**ITEMS:**

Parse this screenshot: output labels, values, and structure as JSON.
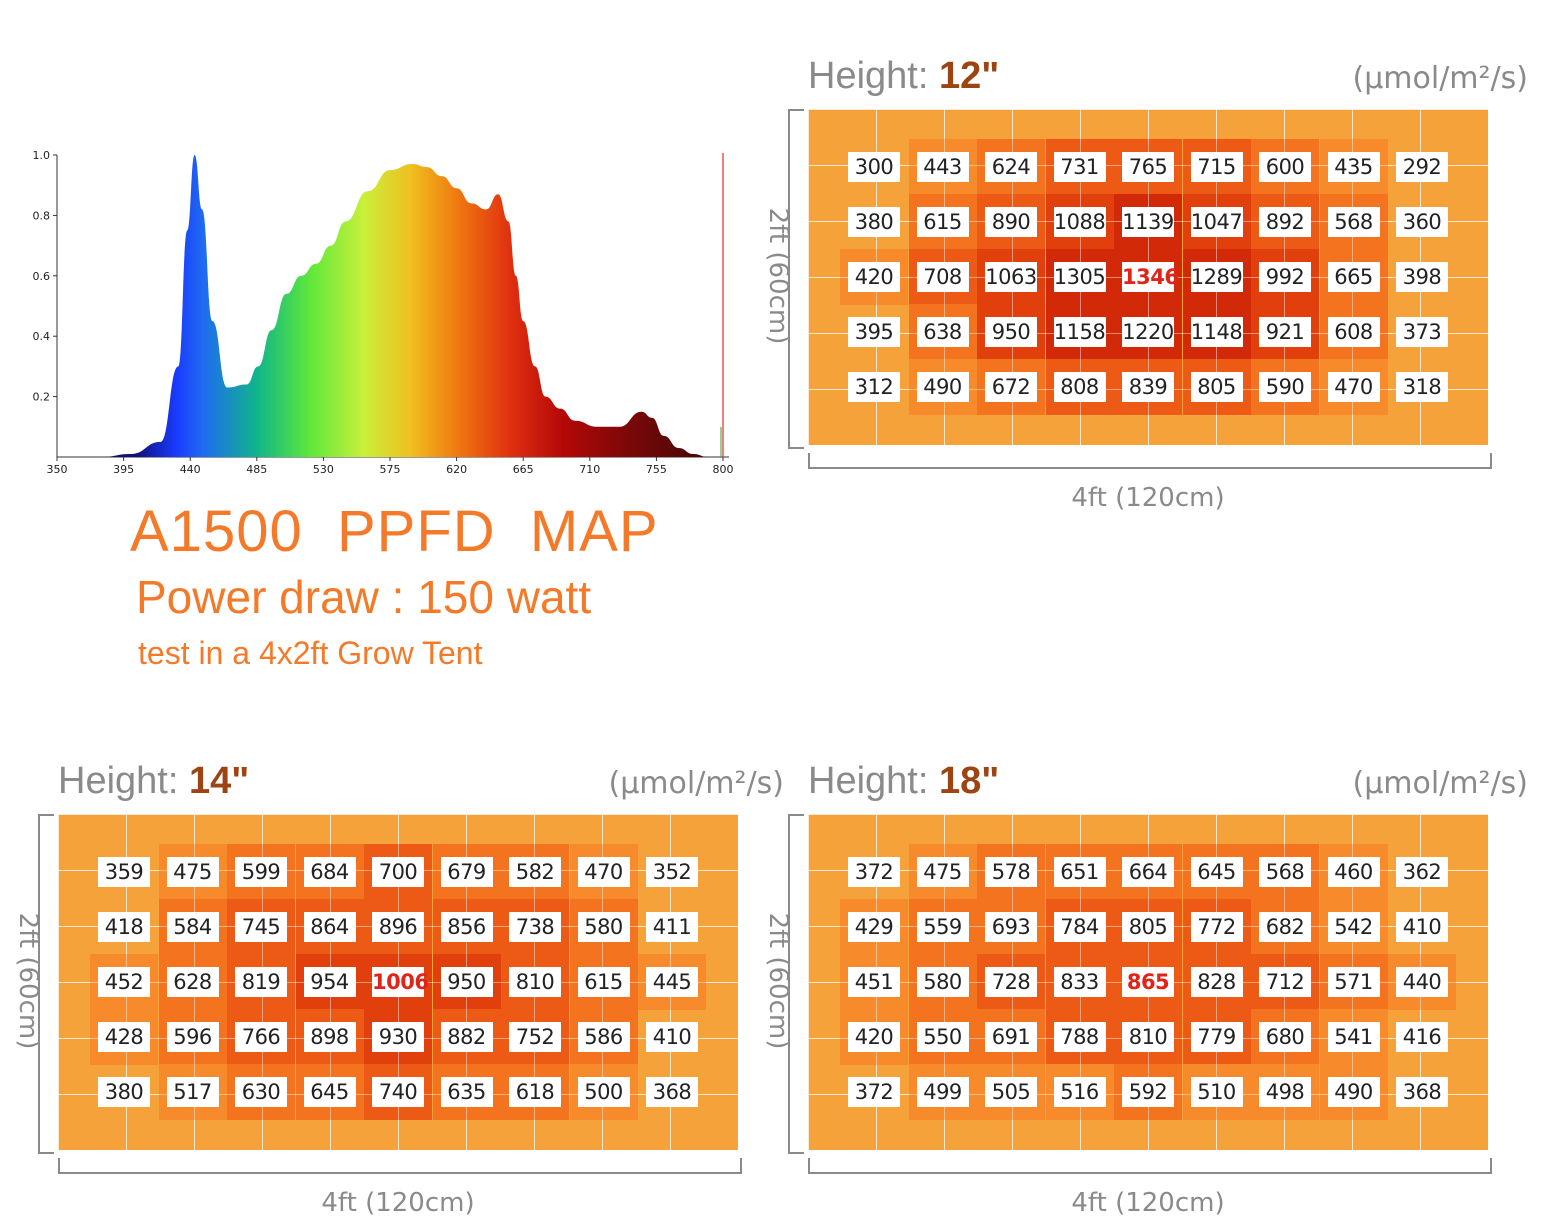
{
  "chart_data": [
    {
      "type": "area",
      "name": "spectrum",
      "x": [
        350,
        380,
        400,
        420,
        432,
        438,
        443,
        448,
        455,
        465,
        478,
        486,
        495,
        505,
        515,
        525,
        535,
        545,
        560,
        575,
        590,
        600,
        610,
        620,
        630,
        640,
        648,
        655,
        660,
        665,
        673,
        680,
        690,
        700,
        715,
        730,
        745,
        752,
        760,
        770,
        780,
        790,
        800
      ],
      "y": [
        0.0,
        0.0,
        0.01,
        0.05,
        0.3,
        0.75,
        1.0,
        0.82,
        0.45,
        0.23,
        0.24,
        0.3,
        0.42,
        0.54,
        0.6,
        0.64,
        0.7,
        0.78,
        0.88,
        0.95,
        0.97,
        0.96,
        0.93,
        0.89,
        0.84,
        0.82,
        0.87,
        0.78,
        0.6,
        0.45,
        0.3,
        0.2,
        0.16,
        0.12,
        0.1,
        0.1,
        0.15,
        0.13,
        0.07,
        0.03,
        0.01,
        0.0,
        0.0
      ],
      "xticks": [
        350,
        395,
        440,
        485,
        530,
        575,
        620,
        665,
        710,
        755,
        800
      ],
      "yticks": [
        1.0,
        0.8,
        0.6,
        0.4,
        0.2
      ],
      "xlim": [
        350,
        800
      ],
      "ylim": [
        0,
        1.0
      ],
      "marker_x": 800
    },
    {
      "type": "heatmap",
      "height_label": "Height: ",
      "height_value": "12\"",
      "unit": "(μmol/m²/s)",
      "xlabel": "4ft (120cm)",
      "ylabel": "2ft (60cm)",
      "values": [
        [
          300,
          443,
          624,
          731,
          765,
          715,
          600,
          435,
          292
        ],
        [
          380,
          615,
          890,
          1088,
          1139,
          1047,
          892,
          568,
          360
        ],
        [
          420,
          708,
          1063,
          1305,
          1346,
          1289,
          992,
          665,
          398
        ],
        [
          395,
          638,
          950,
          1158,
          1220,
          1148,
          921,
          608,
          373
        ],
        [
          312,
          490,
          672,
          808,
          839,
          805,
          590,
          470,
          318
        ]
      ],
      "peak": 1346
    },
    {
      "type": "heatmap",
      "height_label": "Height: ",
      "height_value": "14\"",
      "unit": "(μmol/m²/s)",
      "xlabel": "4ft (120cm)",
      "ylabel": "2ft (60cm)",
      "values": [
        [
          359,
          475,
          599,
          684,
          700,
          679,
          582,
          470,
          352
        ],
        [
          418,
          584,
          745,
          864,
          896,
          856,
          738,
          580,
          411
        ],
        [
          452,
          628,
          819,
          954,
          1006,
          950,
          810,
          615,
          445
        ],
        [
          428,
          596,
          766,
          898,
          930,
          882,
          752,
          586,
          410
        ],
        [
          380,
          517,
          630,
          645,
          740,
          635,
          618,
          500,
          368
        ]
      ],
      "peak": 1006
    },
    {
      "type": "heatmap",
      "height_label": "Height: ",
      "height_value": "18\"",
      "unit": "(μmol/m²/s)",
      "xlabel": "4ft (120cm)",
      "ylabel": "2ft (60cm)",
      "values": [
        [
          372,
          475,
          578,
          651,
          664,
          645,
          568,
          460,
          362
        ],
        [
          429,
          559,
          693,
          784,
          805,
          772,
          682,
          542,
          410
        ],
        [
          451,
          580,
          728,
          833,
          865,
          828,
          712,
          571,
          440
        ],
        [
          420,
          550,
          691,
          788,
          810,
          779,
          680,
          541,
          416
        ],
        [
          372,
          499,
          505,
          516,
          592,
          510,
          498,
          490,
          368
        ]
      ],
      "peak": 865
    }
  ],
  "title": {
    "main": "A1500  PPFD  MAP",
    "power": "Power draw : 150 watt",
    "note": "test in a 4x2ft Grow Tent"
  }
}
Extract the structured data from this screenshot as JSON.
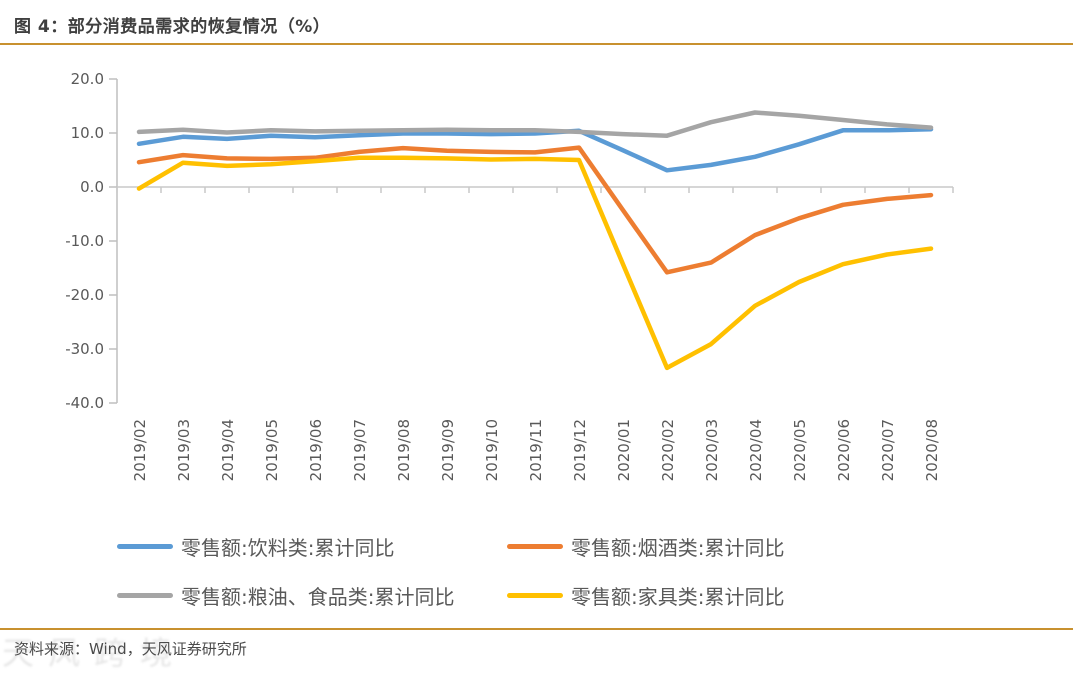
{
  "page": {
    "title": "图 4：部分消费品需求的恢复情况（%）",
    "source": "资料来源：Wind，天风证券研究所",
    "watermark": "天风跨境",
    "accent_rule_color": "#C8912F",
    "text_color": "#595959"
  },
  "chart_data": {
    "type": "line",
    "title": "部分消费品需求的恢复情况（%）",
    "categories": [
      "2019/02",
      "2019/03",
      "2019/04",
      "2019/05",
      "2019/06",
      "2019/07",
      "2019/08",
      "2019/09",
      "2019/10",
      "2019/11",
      "2019/12",
      "2020/01",
      "2020/02",
      "2020/03",
      "2020/04",
      "2020/05",
      "2020/06",
      "2020/07",
      "2020/08"
    ],
    "series": [
      {
        "name": "零售额:饮料类:累计同比",
        "color": "#5B9BD5",
        "values": [
          8.0,
          9.3,
          8.9,
          9.5,
          9.2,
          9.6,
          9.9,
          9.9,
          9.8,
          9.9,
          10.4,
          6.8,
          3.1,
          4.1,
          5.6,
          7.9,
          10.5,
          10.5,
          10.7
        ]
      },
      {
        "name": "零售额:烟酒类:累计同比",
        "color": "#ED7D31",
        "values": [
          4.6,
          5.9,
          5.3,
          5.2,
          5.4,
          6.5,
          7.2,
          6.7,
          6.5,
          6.4,
          7.3,
          -4.3,
          -15.8,
          -14.0,
          -8.9,
          -5.8,
          -3.3,
          -2.2,
          -1.5
        ]
      },
      {
        "name": "零售额:粮油、食品类:累计同比",
        "color": "#A5A5A5",
        "values": [
          10.2,
          10.6,
          10.1,
          10.5,
          10.3,
          10.4,
          10.5,
          10.6,
          10.5,
          10.5,
          10.2,
          9.8,
          9.5,
          12.0,
          13.8,
          13.2,
          12.4,
          11.6,
          11.0
        ]
      },
      {
        "name": "零售额:家具类:累计同比",
        "color": "#FFC000",
        "values": [
          -0.3,
          4.5,
          3.9,
          4.2,
          4.8,
          5.4,
          5.4,
          5.3,
          5.1,
          5.2,
          5.0,
          -14.3,
          -33.5,
          -29.1,
          -22.0,
          -17.6,
          -14.3,
          -12.5,
          -11.4
        ]
      }
    ],
    "ylim": [
      -40,
      20
    ],
    "ytick_step": 10,
    "yticks": [
      "20.0",
      "10.0",
      "0.0",
      "-10.0",
      "-20.0",
      "-30.0",
      "-40.0"
    ],
    "grid": false,
    "zero_line": true,
    "legend_position": "bottom",
    "axis_color": "#BFBFBF",
    "zero_line_color": "#C9C9C9"
  }
}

**PROBLEM STATEMENT:** Print out the lines exactly, skipping any picture.

**TASK RESULT:**
Parse this screenshot: output labels, values, and structure as JSON.
{
  "chart_data": [
    {
      "type": "area",
      "name": "spectrum",
      "x": [
        350,
        380,
        400,
        420,
        432,
        438,
        443,
        448,
        455,
        465,
        478,
        486,
        495,
        505,
        515,
        525,
        535,
        545,
        560,
        575,
        590,
        600,
        610,
        620,
        630,
        640,
        648,
        655,
        660,
        665,
        673,
        680,
        690,
        700,
        715,
        730,
        745,
        752,
        760,
        770,
        780,
        790,
        800
      ],
      "y": [
        0.0,
        0.0,
        0.01,
        0.05,
        0.3,
        0.75,
        1.0,
        0.82,
        0.45,
        0.23,
        0.24,
        0.3,
        0.42,
        0.54,
        0.6,
        0.64,
        0.7,
        0.78,
        0.88,
        0.95,
        0.97,
        0.96,
        0.93,
        0.89,
        0.84,
        0.82,
        0.87,
        0.78,
        0.6,
        0.45,
        0.3,
        0.2,
        0.16,
        0.12,
        0.1,
        0.1,
        0.15,
        0.13,
        0.07,
        0.03,
        0.01,
        0.0,
        0.0
      ],
      "xticks": [
        350,
        395,
        440,
        485,
        530,
        575,
        620,
        665,
        710,
        755,
        800
      ],
      "yticks": [
        1.0,
        0.8,
        0.6,
        0.4,
        0.2
      ],
      "xlim": [
        350,
        800
      ],
      "ylim": [
        0,
        1.0
      ],
      "marker_x": 800
    },
    {
      "type": "heatmap",
      "height_label": "Height: ",
      "height_value": "12\"",
      "unit": "(μmol/m²/s)",
      "xlabel": "4ft (120cm)",
      "ylabel": "2ft (60cm)",
      "values": [
        [
          300,
          443,
          624,
          731,
          765,
          715,
          600,
          435,
          292
        ],
        [
          380,
          615,
          890,
          1088,
          1139,
          1047,
          892,
          568,
          360
        ],
        [
          420,
          708,
          1063,
          1305,
          1346,
          1289,
          992,
          665,
          398
        ],
        [
          395,
          638,
          950,
          1158,
          1220,
          1148,
          921,
          608,
          373
        ],
        [
          312,
          490,
          672,
          808,
          839,
          805,
          590,
          470,
          318
        ]
      ],
      "peak": 1346
    },
    {
      "type": "heatmap",
      "height_label": "Height: ",
      "height_value": "14\"",
      "unit": "(μmol/m²/s)",
      "xlabel": "4ft (120cm)",
      "ylabel": "2ft (60cm)",
      "values": [
        [
          359,
          475,
          599,
          684,
          700,
          679,
          582,
          470,
          352
        ],
        [
          418,
          584,
          745,
          864,
          896,
          856,
          738,
          580,
          411
        ],
        [
          452,
          628,
          819,
          954,
          1006,
          950,
          810,
          615,
          445
        ],
        [
          428,
          596,
          766,
          898,
          930,
          882,
          752,
          586,
          410
        ],
        [
          380,
          517,
          630,
          645,
          740,
          635,
          618,
          500,
          368
        ]
      ],
      "peak": 1006
    },
    {
      "type": "heatmap",
      "height_label": "Height: ",
      "height_value": "18\"",
      "unit": "(μmol/m²/s)",
      "xlabel": "4ft (120cm)",
      "ylabel": "2ft (60cm)",
      "values": [
        [
          372,
          475,
          578,
          651,
          664,
          645,
          568,
          460,
          362
        ],
        [
          429,
          559,
          693,
          784,
          805,
          772,
          682,
          542,
          410
        ],
        [
          451,
          580,
          728,
          833,
          865,
          828,
          712,
          571,
          440
        ],
        [
          420,
          550,
          691,
          788,
          810,
          779,
          680,
          541,
          416
        ],
        [
          372,
          499,
          505,
          516,
          592,
          510,
          498,
          490,
          368
        ]
      ],
      "peak": 865
    }
  ],
  "title": {
    "main": "A1500  PPFD  MAP",
    "power": "Power draw : 150 watt",
    "note": "test in a 4x2ft Grow Tent"
  }
}
Extract the structured data from this screenshot as JSON.
{
  "page": {
    "title": "图 4：部分消费品需求的恢复情况（%）",
    "source": "资料来源：Wind，天风证券研究所",
    "watermark": "天风跨境",
    "accent_rule_color": "#C8912F",
    "text_color": "#595959"
  },
  "chart_data": {
    "type": "line",
    "title": "部分消费品需求的恢复情况（%）",
    "categories": [
      "2019/02",
      "2019/03",
      "2019/04",
      "2019/05",
      "2019/06",
      "2019/07",
      "2019/08",
      "2019/09",
      "2019/10",
      "2019/11",
      "2019/12",
      "2020/01",
      "2020/02",
      "2020/03",
      "2020/04",
      "2020/05",
      "2020/06",
      "2020/07",
      "2020/08"
    ],
    "series": [
      {
        "name": "零售额:饮料类:累计同比",
        "color": "#5B9BD5",
        "values": [
          8.0,
          9.3,
          8.9,
          9.5,
          9.2,
          9.6,
          9.9,
          9.9,
          9.8,
          9.9,
          10.4,
          6.8,
          3.1,
          4.1,
          5.6,
          7.9,
          10.5,
          10.5,
          10.7
        ]
      },
      {
        "name": "零售额:烟酒类:累计同比",
        "color": "#ED7D31",
        "values": [
          4.6,
          5.9,
          5.3,
          5.2,
          5.4,
          6.5,
          7.2,
          6.7,
          6.5,
          6.4,
          7.3,
          -4.3,
          -15.8,
          -14.0,
          -8.9,
          -5.8,
          -3.3,
          -2.2,
          -1.5
        ]
      },
      {
        "name": "零售额:粮油、食品类:累计同比",
        "color": "#A5A5A5",
        "values": [
          10.2,
          10.6,
          10.1,
          10.5,
          10.3,
          10.4,
          10.5,
          10.6,
          10.5,
          10.5,
          10.2,
          9.8,
          9.5,
          12.0,
          13.8,
          13.2,
          12.4,
          11.6,
          11.0
        ]
      },
      {
        "name": "零售额:家具类:累计同比",
        "color": "#FFC000",
        "values": [
          -0.3,
          4.5,
          3.9,
          4.2,
          4.8,
          5.4,
          5.4,
          5.3,
          5.1,
          5.2,
          5.0,
          -14.3,
          -33.5,
          -29.1,
          -22.0,
          -17.6,
          -14.3,
          -12.5,
          -11.4
        ]
      }
    ],
    "ylim": [
      -40,
      20
    ],
    "ytick_step": 10,
    "yticks": [
      "20.0",
      "10.0",
      "0.0",
      "-10.0",
      "-20.0",
      "-30.0",
      "-40.0"
    ],
    "grid": false,
    "zero_line": true,
    "legend_position": "bottom",
    "axis_color": "#BFBFBF",
    "zero_line_color": "#C9C9C9"
  }
}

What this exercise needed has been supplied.